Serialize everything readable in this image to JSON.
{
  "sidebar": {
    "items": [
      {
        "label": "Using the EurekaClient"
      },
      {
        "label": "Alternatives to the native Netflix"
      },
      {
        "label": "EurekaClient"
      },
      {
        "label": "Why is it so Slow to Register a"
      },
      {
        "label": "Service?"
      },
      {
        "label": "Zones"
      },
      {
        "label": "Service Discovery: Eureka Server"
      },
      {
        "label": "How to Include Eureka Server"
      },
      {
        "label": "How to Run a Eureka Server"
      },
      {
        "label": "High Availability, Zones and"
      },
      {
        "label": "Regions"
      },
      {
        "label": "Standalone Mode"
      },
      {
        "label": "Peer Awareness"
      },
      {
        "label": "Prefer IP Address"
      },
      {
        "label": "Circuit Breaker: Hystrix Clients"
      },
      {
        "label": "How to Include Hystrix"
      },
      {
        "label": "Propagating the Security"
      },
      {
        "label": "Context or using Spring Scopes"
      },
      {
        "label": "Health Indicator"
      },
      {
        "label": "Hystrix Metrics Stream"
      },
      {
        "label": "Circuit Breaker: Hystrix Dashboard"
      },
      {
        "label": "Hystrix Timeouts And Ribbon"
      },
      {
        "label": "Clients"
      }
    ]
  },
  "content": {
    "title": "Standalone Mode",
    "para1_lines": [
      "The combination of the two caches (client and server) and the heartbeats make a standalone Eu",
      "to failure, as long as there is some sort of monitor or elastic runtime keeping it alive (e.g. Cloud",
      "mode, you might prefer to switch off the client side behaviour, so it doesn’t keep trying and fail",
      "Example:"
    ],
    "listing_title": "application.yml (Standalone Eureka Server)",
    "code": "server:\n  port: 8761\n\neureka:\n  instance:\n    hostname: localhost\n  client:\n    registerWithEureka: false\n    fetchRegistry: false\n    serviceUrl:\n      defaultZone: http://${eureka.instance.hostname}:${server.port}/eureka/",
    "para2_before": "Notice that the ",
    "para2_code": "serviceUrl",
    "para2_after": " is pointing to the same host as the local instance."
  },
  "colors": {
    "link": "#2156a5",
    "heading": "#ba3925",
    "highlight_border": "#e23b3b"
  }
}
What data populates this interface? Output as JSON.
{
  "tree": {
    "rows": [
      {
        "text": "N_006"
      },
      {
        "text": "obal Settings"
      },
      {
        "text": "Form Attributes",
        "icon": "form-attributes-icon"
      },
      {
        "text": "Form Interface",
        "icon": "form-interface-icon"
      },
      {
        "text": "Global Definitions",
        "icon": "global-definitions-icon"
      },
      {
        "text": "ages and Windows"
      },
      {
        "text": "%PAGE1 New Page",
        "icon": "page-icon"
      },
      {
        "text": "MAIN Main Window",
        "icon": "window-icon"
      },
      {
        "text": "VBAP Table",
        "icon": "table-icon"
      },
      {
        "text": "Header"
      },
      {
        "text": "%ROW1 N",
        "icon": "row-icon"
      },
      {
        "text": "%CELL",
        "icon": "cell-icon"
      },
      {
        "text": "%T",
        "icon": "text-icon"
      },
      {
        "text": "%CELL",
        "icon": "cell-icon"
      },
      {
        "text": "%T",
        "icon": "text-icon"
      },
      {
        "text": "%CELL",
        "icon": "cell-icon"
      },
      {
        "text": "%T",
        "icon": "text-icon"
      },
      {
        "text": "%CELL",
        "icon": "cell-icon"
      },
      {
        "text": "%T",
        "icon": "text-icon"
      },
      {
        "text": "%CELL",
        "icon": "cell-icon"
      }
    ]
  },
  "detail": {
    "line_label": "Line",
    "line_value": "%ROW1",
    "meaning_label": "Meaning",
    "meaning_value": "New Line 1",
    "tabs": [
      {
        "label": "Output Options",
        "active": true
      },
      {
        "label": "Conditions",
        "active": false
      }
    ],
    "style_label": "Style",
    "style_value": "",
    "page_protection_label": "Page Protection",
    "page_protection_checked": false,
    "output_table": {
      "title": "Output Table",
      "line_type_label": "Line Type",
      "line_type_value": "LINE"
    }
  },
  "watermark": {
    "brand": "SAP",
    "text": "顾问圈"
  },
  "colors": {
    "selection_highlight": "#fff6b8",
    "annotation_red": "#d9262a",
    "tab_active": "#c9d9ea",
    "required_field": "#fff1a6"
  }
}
════════
● **EXERCISE DETAILS**: Collect the lines of the data that carry the word "false".

● **THE RESPONSE**:
    "code": "server:\n  port: 8761\n\neureka:\n  instance:\n    hostname: localhost\n  client:\n    registerWithEureka: false\n    fetchRegistry: false\n    serviceUrl:\n      defaultZone: http://${eureka.instance.hostname}:${server.port}/eureka/",
        "active": false
    "page_protection_checked": false,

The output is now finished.